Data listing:
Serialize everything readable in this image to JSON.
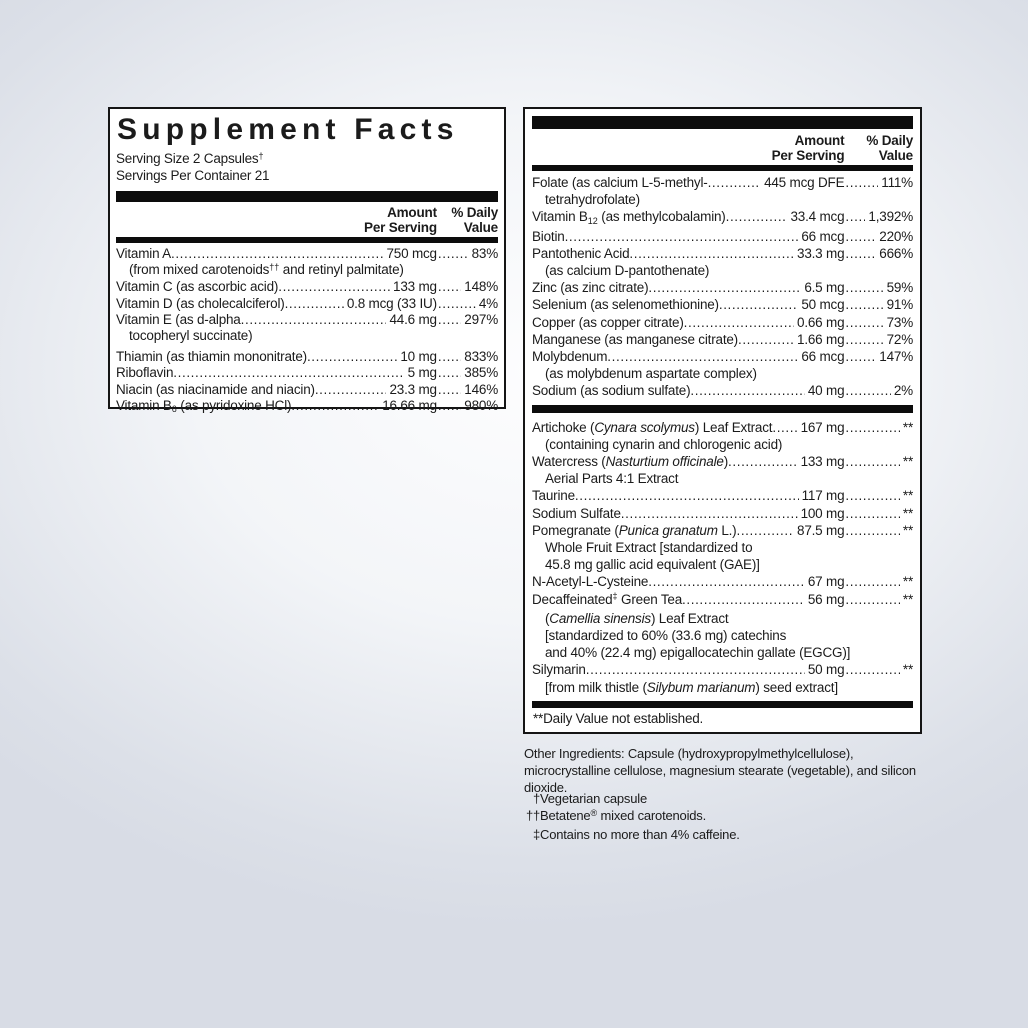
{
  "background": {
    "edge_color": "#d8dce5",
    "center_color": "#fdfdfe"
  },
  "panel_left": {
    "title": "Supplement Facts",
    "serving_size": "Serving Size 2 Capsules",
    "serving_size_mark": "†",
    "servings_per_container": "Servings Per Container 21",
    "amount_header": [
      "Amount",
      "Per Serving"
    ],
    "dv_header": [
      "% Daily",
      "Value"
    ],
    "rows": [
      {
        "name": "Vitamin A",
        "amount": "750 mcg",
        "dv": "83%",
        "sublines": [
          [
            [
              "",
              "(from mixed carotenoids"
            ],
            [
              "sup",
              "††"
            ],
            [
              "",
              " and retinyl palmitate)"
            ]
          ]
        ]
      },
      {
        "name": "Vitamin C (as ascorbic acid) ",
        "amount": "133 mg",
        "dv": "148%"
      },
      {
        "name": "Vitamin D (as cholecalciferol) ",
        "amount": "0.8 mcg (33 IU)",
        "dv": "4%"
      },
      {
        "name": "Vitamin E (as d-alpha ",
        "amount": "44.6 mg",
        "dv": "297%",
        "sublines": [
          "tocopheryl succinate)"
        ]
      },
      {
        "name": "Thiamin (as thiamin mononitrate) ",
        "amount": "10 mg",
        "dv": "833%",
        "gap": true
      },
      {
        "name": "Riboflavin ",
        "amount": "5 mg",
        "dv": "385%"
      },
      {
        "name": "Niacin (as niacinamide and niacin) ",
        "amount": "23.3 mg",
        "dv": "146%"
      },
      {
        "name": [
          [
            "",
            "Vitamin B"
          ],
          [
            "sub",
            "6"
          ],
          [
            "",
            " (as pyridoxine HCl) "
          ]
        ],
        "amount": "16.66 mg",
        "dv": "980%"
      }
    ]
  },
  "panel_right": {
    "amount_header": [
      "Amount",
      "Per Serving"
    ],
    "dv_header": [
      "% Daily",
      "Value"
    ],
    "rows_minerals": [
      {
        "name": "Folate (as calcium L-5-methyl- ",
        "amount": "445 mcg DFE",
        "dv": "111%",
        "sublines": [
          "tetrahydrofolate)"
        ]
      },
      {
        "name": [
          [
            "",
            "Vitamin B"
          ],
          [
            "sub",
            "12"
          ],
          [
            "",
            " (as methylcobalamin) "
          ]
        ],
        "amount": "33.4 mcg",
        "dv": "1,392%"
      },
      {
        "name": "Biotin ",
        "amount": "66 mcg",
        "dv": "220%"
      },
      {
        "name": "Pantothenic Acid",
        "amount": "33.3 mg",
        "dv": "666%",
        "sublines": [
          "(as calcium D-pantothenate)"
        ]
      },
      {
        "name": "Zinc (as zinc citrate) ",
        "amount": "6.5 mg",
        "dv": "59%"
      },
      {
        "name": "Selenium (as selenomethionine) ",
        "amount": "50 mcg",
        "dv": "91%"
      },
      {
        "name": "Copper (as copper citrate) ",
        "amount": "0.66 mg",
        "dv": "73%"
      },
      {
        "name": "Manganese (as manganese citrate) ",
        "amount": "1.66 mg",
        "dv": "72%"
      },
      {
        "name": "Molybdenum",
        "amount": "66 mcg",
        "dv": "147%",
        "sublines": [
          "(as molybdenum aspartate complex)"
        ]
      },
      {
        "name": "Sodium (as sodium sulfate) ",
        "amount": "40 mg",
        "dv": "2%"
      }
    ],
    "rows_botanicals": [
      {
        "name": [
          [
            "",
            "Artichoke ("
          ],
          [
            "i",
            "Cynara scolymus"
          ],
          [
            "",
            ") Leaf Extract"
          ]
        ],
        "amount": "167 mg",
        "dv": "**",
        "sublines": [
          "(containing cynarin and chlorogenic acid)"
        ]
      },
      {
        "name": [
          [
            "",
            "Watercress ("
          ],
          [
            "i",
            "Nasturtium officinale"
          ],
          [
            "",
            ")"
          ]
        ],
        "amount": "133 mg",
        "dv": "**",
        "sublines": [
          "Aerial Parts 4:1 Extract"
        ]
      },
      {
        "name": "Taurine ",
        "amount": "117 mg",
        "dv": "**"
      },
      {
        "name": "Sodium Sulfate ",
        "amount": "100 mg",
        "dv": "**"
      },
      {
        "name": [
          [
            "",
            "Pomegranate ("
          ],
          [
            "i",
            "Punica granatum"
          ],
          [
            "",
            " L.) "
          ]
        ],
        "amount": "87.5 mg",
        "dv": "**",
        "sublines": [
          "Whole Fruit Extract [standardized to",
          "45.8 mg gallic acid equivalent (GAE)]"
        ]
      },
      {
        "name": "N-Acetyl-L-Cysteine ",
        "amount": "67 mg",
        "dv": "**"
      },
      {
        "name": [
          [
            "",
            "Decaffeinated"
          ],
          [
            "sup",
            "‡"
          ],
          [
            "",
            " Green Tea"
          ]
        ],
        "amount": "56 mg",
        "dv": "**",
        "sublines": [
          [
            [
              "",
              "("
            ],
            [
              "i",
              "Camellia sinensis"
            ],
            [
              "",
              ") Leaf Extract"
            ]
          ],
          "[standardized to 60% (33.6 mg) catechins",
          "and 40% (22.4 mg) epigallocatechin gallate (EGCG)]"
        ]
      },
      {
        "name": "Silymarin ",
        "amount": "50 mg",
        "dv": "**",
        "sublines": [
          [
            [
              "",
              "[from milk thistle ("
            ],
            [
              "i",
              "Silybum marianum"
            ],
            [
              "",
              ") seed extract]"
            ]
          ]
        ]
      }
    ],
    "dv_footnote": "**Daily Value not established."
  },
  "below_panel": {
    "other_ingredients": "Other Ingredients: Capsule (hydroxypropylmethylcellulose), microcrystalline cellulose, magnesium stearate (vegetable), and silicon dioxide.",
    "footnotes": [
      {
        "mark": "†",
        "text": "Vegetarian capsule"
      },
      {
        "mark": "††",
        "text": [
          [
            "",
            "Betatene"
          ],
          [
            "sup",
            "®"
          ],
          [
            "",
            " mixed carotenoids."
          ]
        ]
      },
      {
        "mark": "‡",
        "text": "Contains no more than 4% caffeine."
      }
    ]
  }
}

Your goal
Show the lines of the records that include the string "Vitamin".

Completed exercise
        "name": "Vitamin A",
        "name": "Vitamin C (as ascorbic acid) ",
        "name": "Vitamin D (as cholecalciferol) ",
        "name": "Vitamin E (as d-alpha ",
            "Vitamin B"
            "Vitamin B"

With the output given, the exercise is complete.